>> begin MATERIALS PROVIDED
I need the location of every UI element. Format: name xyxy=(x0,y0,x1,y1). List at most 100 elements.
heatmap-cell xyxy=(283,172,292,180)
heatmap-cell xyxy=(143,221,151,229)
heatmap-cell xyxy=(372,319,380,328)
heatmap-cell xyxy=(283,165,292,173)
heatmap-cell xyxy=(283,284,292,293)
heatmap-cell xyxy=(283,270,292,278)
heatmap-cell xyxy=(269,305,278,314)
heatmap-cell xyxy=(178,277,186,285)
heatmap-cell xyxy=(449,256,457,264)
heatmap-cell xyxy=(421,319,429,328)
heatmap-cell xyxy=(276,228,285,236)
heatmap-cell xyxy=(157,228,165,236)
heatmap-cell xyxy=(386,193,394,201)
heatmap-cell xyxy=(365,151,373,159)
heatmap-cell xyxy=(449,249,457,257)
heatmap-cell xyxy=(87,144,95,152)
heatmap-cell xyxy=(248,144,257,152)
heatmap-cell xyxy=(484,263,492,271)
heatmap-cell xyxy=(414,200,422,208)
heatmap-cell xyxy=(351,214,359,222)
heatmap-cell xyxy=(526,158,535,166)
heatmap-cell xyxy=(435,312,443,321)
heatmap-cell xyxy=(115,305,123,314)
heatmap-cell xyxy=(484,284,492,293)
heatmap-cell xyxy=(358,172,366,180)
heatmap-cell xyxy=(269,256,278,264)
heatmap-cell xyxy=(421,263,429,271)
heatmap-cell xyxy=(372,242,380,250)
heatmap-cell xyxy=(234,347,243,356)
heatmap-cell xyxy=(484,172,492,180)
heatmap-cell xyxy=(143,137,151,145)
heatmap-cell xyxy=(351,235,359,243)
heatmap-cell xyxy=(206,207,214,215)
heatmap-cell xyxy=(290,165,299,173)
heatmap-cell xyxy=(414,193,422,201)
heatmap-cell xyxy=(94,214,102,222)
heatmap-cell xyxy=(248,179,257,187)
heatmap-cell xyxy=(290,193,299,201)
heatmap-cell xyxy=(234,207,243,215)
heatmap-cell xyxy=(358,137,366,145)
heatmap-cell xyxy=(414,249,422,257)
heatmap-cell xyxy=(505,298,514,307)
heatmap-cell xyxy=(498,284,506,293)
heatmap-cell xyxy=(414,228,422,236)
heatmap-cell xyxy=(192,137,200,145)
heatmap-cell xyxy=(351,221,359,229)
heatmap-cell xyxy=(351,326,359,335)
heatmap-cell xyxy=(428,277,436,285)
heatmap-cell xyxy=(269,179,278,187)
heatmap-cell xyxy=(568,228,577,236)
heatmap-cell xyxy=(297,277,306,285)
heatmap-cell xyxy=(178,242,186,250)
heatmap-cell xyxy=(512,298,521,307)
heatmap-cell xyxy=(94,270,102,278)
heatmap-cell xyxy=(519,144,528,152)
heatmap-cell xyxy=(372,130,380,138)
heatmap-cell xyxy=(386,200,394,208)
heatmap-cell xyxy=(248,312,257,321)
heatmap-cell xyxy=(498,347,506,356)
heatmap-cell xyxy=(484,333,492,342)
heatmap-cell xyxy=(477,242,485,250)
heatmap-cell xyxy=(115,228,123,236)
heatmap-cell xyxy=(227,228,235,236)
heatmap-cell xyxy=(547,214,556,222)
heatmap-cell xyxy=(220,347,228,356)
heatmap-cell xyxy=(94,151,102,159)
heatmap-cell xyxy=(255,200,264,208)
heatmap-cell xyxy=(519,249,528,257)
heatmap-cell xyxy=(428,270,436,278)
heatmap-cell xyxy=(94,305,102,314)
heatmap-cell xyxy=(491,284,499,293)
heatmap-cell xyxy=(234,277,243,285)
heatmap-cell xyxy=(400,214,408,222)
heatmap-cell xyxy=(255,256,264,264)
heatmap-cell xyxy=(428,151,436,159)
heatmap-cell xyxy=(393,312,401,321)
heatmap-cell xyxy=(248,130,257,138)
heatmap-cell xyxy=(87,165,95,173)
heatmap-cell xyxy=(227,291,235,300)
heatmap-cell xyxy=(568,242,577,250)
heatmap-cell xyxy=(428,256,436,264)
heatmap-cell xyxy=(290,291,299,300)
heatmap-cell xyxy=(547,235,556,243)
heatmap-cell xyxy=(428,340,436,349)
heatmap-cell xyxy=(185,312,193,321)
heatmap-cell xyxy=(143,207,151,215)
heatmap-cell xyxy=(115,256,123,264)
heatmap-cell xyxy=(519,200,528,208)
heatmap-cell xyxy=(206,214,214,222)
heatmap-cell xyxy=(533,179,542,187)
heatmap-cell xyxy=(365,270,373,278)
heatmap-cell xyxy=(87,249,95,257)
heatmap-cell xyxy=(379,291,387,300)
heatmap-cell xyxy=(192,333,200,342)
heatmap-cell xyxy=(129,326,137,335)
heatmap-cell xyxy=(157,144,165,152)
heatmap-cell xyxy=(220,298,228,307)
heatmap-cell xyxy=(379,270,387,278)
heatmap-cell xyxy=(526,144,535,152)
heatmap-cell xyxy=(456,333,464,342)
>> end MATERIALS PROVIDED
### TO DO
Retype every line of the source records above, character for character, without changing anything.

### WRITTEN SOLUTION
I need the location of every UI element. Format: name xyxy=(x0,y0,x1,y1). List at most 100 elements.
heatmap-cell xyxy=(283,172,292,180)
heatmap-cell xyxy=(143,221,151,229)
heatmap-cell xyxy=(372,319,380,328)
heatmap-cell xyxy=(283,165,292,173)
heatmap-cell xyxy=(283,284,292,293)
heatmap-cell xyxy=(283,270,292,278)
heatmap-cell xyxy=(269,305,278,314)
heatmap-cell xyxy=(178,277,186,285)
heatmap-cell xyxy=(449,256,457,264)
heatmap-cell xyxy=(421,319,429,328)
heatmap-cell xyxy=(276,228,285,236)
heatmap-cell xyxy=(157,228,165,236)
heatmap-cell xyxy=(386,193,394,201)
heatmap-cell xyxy=(365,151,373,159)
heatmap-cell xyxy=(449,249,457,257)
heatmap-cell xyxy=(87,144,95,152)
heatmap-cell xyxy=(248,144,257,152)
heatmap-cell xyxy=(484,263,492,271)
heatmap-cell xyxy=(414,200,422,208)
heatmap-cell xyxy=(351,214,359,222)
heatmap-cell xyxy=(526,158,535,166)
heatmap-cell xyxy=(435,312,443,321)
heatmap-cell xyxy=(115,305,123,314)
heatmap-cell xyxy=(484,284,492,293)
heatmap-cell xyxy=(358,172,366,180)
heatmap-cell xyxy=(269,256,278,264)
heatmap-cell xyxy=(421,263,429,271)
heatmap-cell xyxy=(372,242,380,250)
heatmap-cell xyxy=(234,347,243,356)
heatmap-cell xyxy=(484,172,492,180)
heatmap-cell xyxy=(143,137,151,145)
heatmap-cell xyxy=(351,235,359,243)
heatmap-cell xyxy=(206,207,214,215)
heatmap-cell xyxy=(290,165,299,173)
heatmap-cell xyxy=(414,193,422,201)
heatmap-cell xyxy=(94,214,102,222)
heatmap-cell xyxy=(248,179,257,187)
heatmap-cell xyxy=(290,193,299,201)
heatmap-cell xyxy=(234,207,243,215)
heatmap-cell xyxy=(358,137,366,145)
heatmap-cell xyxy=(414,249,422,257)
heatmap-cell xyxy=(505,298,514,307)
heatmap-cell xyxy=(498,284,506,293)
heatmap-cell xyxy=(414,228,422,236)
heatmap-cell xyxy=(192,137,200,145)
heatmap-cell xyxy=(351,221,359,229)
heatmap-cell xyxy=(351,326,359,335)
heatmap-cell xyxy=(428,277,436,285)
heatmap-cell xyxy=(269,179,278,187)
heatmap-cell xyxy=(568,228,577,236)
heatmap-cell xyxy=(297,277,306,285)
heatmap-cell xyxy=(178,242,186,250)
heatmap-cell xyxy=(512,298,521,307)
heatmap-cell xyxy=(94,270,102,278)
heatmap-cell xyxy=(519,144,528,152)
heatmap-cell xyxy=(372,130,380,138)
heatmap-cell xyxy=(386,200,394,208)
heatmap-cell xyxy=(248,312,257,321)
heatmap-cell xyxy=(498,347,506,356)
heatmap-cell xyxy=(484,333,492,342)
heatmap-cell xyxy=(477,242,485,250)
heatmap-cell xyxy=(115,228,123,236)
heatmap-cell xyxy=(227,228,235,236)
heatmap-cell xyxy=(547,214,556,222)
heatmap-cell xyxy=(220,347,228,356)
heatmap-cell xyxy=(94,151,102,159)
heatmap-cell xyxy=(255,200,264,208)
heatmap-cell xyxy=(519,249,528,257)
heatmap-cell xyxy=(428,270,436,278)
heatmap-cell xyxy=(94,305,102,314)
heatmap-cell xyxy=(491,284,499,293)
heatmap-cell xyxy=(234,277,243,285)
heatmap-cell xyxy=(400,214,408,222)
heatmap-cell xyxy=(255,256,264,264)
heatmap-cell xyxy=(428,151,436,159)
heatmap-cell xyxy=(393,312,401,321)
heatmap-cell xyxy=(248,130,257,138)
heatmap-cell xyxy=(87,165,95,173)
heatmap-cell xyxy=(227,291,235,300)
heatmap-cell xyxy=(568,242,577,250)
heatmap-cell xyxy=(428,256,436,264)
heatmap-cell xyxy=(290,291,299,300)
heatmap-cell xyxy=(547,235,556,243)
heatmap-cell xyxy=(428,340,436,349)
heatmap-cell xyxy=(185,312,193,321)
heatmap-cell xyxy=(143,207,151,215)
heatmap-cell xyxy=(115,256,123,264)
heatmap-cell xyxy=(519,200,528,208)
heatmap-cell xyxy=(206,214,214,222)
heatmap-cell xyxy=(533,179,542,187)
heatmap-cell xyxy=(365,270,373,278)
heatmap-cell xyxy=(87,249,95,257)
heatmap-cell xyxy=(379,291,387,300)
heatmap-cell xyxy=(192,333,200,342)
heatmap-cell xyxy=(129,326,137,335)
heatmap-cell xyxy=(157,144,165,152)
heatmap-cell xyxy=(220,298,228,307)
heatmap-cell xyxy=(379,270,387,278)
heatmap-cell xyxy=(526,144,535,152)
heatmap-cell xyxy=(456,333,464,342)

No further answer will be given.